- _The request_
Copy each line below exactly and leave the pictures out.

··········

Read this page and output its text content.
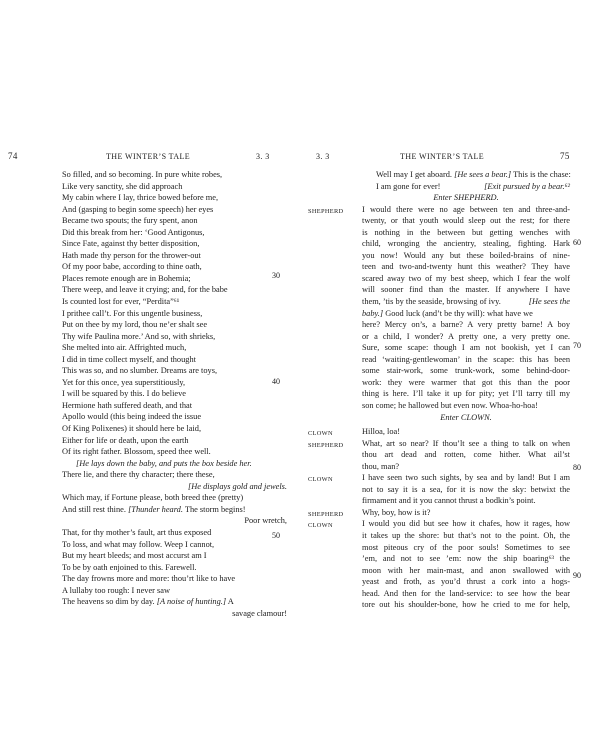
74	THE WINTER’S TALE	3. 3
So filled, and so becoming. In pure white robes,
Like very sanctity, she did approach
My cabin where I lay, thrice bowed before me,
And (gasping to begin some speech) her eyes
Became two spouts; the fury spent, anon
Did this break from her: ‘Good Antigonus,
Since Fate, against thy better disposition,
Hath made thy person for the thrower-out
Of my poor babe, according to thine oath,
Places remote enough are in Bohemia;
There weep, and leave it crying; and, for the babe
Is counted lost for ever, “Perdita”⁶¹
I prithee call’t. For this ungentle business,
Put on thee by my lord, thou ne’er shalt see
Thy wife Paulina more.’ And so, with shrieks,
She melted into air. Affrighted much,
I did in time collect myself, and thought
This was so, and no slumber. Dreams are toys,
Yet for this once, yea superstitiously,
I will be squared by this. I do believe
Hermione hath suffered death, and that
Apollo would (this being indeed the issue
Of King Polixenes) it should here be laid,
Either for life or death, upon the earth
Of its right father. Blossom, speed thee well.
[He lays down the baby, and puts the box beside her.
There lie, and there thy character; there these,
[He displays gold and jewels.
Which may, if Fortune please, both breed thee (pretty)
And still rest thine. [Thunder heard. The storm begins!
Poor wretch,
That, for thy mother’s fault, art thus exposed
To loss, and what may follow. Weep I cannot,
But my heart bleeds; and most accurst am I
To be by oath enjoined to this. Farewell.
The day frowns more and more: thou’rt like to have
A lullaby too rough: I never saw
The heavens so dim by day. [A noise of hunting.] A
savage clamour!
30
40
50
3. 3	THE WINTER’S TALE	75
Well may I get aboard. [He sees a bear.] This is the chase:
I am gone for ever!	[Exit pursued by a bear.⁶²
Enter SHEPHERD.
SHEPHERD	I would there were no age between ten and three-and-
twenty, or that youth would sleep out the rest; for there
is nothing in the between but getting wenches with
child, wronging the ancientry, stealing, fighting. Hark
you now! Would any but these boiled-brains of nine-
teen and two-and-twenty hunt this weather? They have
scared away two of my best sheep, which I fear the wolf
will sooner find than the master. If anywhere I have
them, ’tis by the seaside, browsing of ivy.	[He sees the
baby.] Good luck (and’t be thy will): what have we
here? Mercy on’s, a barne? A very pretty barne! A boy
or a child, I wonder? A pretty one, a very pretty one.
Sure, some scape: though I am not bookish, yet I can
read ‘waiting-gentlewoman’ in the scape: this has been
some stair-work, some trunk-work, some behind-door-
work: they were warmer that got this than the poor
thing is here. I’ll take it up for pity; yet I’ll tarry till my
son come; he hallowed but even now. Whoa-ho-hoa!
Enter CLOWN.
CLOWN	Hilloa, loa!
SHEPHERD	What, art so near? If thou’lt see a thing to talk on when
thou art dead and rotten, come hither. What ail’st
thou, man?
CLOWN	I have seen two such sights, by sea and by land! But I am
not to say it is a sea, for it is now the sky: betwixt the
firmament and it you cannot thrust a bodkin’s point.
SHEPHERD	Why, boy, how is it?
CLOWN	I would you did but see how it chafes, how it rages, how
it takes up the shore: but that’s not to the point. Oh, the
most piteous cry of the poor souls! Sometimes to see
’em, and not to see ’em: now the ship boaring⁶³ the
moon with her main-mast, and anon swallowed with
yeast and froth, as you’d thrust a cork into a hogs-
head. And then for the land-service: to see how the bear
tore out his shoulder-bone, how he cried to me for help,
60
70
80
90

··········

- _Response_
Read this page and output its text content.
74	THE WINTER’S TALE	3. 3
So filled, and so becoming. In pure white robes,
Like very sanctity, she did approach
My cabin where I lay, thrice bowed before me,
And (gasping to begin some speech) her eyes
Became two spouts; the fury spent, anon
Did this break from her: ‘Good Antigonus,
Since Fate, against thy better disposition,
Hath made thy person for the thrower-out
Of my poor babe, according to thine oath,
Places remote enough are in Bohemia;
There weep, and leave it crying; and, for the babe
Is counted lost for ever, “Perdita”⁶¹
I prithee call’t. For this ungentle business,
Put on thee by my lord, thou ne’er shalt see
Thy wife Paulina more.’ And so, with shrieks,
She melted into air. Affrighted much,
I did in time collect myself, and thought
This was so, and no slumber. Dreams are toys,
Yet for this once, yea superstitiously,
I will be squared by this. I do believe
Hermione hath suffered death, and that
Apollo would (this being indeed the issue
Of King Polixenes) it should here be laid,
Either for life or death, upon the earth
Of its right father. Blossom, speed thee well.
[He lays down the baby, and puts the box beside her.
There lie, and there thy character; there these,
[He displays gold and jewels.
Which may, if Fortune please, both breed thee (pretty)
And still rest thine. [Thunder heard. The storm begins!
Poor wretch,
That, for thy mother’s fault, art thus exposed
To loss, and what may follow. Weep I cannot,
But my heart bleeds; and most accurst am I
To be by oath enjoined to this. Farewell.
The day frowns more and more: thou’rt like to have
A lullaby too rough: I never saw
The heavens so dim by day. [A noise of hunting.] A
savage clamour!
30
40
50
3. 3	THE WINTER’S TALE	75
Well may I get aboard. [He sees a bear.] This is the chase:
I am gone for ever!	[Exit pursued by a bear.⁶²
Enter SHEPHERD.
SHEPHERD	I would there were no age between ten and three-and-
twenty, or that youth would sleep out the rest; for there
is nothing in the between but getting wenches with
child, wronging the ancientry, stealing, fighting. Hark
you now! Would any but these boiled-brains of nine-
teen and two-and-twenty hunt this weather? They have
scared away two of my best sheep, which I fear the wolf
will sooner find than the master. If anywhere I have
them, ’tis by the seaside, browsing of ivy.	[He sees the
baby.] Good luck (and’t be thy will): what have we
here? Mercy on’s, a barne? A very pretty barne! A boy
or a child, I wonder? A pretty one, a very pretty one.
Sure, some scape: though I am not bookish, yet I can
read ‘waiting-gentlewoman’ in the scape: this has been
some stair-work, some trunk-work, some behind-door-
work: they were warmer that got this than the poor
thing is here. I’ll take it up for pity; yet I’ll tarry till my
son come; he hallowed but even now. Whoa-ho-hoa!
Enter CLOWN.
CLOWN	Hilloa, loa!
SHEPHERD	What, art so near? If thou’lt see a thing to talk on when
thou art dead and rotten, come hither. What ail’st
thou, man?
CLOWN	I have seen two such sights, by sea and by land! But I am
not to say it is a sea, for it is now the sky: betwixt the
firmament and it you cannot thrust a bodkin’s point.
SHEPHERD	Why, boy, how is it?
CLOWN	I would you did but see how it chafes, how it rages, how
it takes up the shore: but that’s not to the point. Oh, the
most piteous cry of the poor souls! Sometimes to see
’em, and not to see ’em: now the ship boaring⁶³ the
moon with her main-mast, and anon swallowed with
yeast and froth, as you’d thrust a cork into a hogs-
head. And then for the land-service: to see how the bear
tore out his shoulder-bone, how he cried to me for help,
60
70
80
90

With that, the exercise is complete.